Data entries:
↓

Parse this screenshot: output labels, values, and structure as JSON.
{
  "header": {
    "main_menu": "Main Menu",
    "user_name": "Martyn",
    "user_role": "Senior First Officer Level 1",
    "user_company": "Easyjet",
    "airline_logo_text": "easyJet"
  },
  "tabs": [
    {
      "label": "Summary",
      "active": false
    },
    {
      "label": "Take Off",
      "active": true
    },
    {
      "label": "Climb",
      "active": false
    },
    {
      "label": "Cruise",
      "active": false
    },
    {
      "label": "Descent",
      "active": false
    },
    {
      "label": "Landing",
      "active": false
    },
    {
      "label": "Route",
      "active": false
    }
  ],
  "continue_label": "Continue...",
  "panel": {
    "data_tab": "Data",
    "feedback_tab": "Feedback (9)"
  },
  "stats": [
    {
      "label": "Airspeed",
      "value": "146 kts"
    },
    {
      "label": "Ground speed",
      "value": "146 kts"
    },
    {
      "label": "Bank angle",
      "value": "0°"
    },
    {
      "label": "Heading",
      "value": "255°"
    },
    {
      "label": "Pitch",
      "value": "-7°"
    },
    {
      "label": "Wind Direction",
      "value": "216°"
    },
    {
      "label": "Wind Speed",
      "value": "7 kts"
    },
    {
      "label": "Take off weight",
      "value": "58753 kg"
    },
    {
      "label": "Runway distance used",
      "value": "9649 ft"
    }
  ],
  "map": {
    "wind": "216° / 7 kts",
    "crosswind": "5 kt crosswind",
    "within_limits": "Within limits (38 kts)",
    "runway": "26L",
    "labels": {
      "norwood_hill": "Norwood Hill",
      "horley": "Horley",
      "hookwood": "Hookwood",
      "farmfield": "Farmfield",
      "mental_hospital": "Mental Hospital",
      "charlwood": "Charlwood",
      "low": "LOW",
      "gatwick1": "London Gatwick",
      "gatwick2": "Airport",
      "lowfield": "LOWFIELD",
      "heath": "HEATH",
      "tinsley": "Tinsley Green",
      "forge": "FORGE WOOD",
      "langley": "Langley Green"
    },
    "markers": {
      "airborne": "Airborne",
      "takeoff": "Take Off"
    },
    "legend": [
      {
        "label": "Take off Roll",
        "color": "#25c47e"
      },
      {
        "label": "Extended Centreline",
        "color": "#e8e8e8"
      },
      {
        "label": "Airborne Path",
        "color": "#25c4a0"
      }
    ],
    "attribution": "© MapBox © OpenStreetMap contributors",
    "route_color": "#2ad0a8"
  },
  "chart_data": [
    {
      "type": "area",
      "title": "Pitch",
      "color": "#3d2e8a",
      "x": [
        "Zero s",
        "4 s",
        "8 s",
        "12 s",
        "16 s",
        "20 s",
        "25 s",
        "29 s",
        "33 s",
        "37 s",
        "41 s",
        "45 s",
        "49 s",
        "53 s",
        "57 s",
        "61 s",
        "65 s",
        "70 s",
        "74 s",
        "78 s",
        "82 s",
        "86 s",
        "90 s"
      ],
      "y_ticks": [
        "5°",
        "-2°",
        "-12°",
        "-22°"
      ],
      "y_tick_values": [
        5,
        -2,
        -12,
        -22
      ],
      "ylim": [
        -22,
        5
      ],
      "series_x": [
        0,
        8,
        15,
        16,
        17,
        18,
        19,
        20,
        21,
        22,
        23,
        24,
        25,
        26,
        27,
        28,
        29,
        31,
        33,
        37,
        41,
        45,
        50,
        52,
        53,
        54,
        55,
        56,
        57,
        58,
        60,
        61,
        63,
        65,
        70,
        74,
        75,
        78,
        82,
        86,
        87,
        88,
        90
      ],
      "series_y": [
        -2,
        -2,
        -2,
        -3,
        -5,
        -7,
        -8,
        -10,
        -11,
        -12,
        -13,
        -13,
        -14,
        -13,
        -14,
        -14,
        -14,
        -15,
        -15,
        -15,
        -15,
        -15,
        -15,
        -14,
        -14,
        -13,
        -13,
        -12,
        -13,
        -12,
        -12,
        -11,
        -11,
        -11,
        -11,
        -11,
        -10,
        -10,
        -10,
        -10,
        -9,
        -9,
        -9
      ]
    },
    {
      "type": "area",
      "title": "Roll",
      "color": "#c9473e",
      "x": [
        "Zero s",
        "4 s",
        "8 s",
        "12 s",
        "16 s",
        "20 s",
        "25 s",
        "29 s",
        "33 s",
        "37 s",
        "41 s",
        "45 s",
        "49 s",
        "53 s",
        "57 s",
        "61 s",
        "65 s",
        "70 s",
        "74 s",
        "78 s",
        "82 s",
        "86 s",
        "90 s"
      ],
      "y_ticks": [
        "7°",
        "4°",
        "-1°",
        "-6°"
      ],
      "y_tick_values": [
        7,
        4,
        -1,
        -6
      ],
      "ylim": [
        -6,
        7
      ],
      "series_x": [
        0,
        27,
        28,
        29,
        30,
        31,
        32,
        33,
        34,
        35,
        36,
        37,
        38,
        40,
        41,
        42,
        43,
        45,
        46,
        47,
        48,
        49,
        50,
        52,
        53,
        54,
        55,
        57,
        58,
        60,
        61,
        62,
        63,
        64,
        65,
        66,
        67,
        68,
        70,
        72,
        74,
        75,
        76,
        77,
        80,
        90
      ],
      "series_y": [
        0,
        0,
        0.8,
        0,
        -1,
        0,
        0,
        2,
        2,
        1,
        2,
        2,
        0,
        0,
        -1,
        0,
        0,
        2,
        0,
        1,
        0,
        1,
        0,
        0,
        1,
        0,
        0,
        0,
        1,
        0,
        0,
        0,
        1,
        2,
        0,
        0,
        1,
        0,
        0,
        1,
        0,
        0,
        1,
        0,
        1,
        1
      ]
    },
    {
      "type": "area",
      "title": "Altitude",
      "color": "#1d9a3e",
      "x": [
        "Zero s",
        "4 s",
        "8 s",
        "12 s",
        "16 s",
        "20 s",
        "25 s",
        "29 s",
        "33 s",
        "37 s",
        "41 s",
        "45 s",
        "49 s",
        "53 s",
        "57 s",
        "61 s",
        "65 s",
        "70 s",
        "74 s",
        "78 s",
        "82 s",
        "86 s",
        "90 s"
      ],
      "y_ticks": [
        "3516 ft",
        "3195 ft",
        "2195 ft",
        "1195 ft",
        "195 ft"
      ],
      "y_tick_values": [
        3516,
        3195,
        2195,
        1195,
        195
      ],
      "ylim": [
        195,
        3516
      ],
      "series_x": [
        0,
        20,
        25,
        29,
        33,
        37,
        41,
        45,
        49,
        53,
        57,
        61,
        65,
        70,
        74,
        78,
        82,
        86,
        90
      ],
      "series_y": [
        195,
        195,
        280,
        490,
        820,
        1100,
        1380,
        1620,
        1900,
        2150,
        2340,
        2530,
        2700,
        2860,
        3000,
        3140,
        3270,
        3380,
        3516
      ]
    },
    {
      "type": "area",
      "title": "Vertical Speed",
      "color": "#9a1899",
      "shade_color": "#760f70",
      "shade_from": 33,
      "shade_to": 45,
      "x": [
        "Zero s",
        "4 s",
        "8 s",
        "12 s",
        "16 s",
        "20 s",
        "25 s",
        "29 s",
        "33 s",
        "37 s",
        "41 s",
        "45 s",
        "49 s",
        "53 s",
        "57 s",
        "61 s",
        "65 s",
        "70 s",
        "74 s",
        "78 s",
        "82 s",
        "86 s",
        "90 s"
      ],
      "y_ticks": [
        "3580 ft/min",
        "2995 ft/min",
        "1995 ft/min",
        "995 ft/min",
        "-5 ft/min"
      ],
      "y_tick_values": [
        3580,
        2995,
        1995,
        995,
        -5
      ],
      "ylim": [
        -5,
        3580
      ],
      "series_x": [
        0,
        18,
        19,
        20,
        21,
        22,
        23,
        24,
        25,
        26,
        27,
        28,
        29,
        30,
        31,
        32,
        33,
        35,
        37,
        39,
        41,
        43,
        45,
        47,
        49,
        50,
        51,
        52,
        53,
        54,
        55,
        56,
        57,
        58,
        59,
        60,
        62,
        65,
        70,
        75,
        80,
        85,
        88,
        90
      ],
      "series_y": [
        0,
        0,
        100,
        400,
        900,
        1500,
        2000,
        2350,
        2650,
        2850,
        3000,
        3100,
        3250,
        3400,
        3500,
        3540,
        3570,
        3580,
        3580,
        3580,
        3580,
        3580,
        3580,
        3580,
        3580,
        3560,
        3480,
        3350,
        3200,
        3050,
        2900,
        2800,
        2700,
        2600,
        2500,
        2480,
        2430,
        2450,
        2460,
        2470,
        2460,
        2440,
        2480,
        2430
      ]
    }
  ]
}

↑

# EXERCISE PROMPT
Each line in the listing above either holds the string "Airborne" or does not; state how many do, giving the number only.

# WRITTEN REPLY
2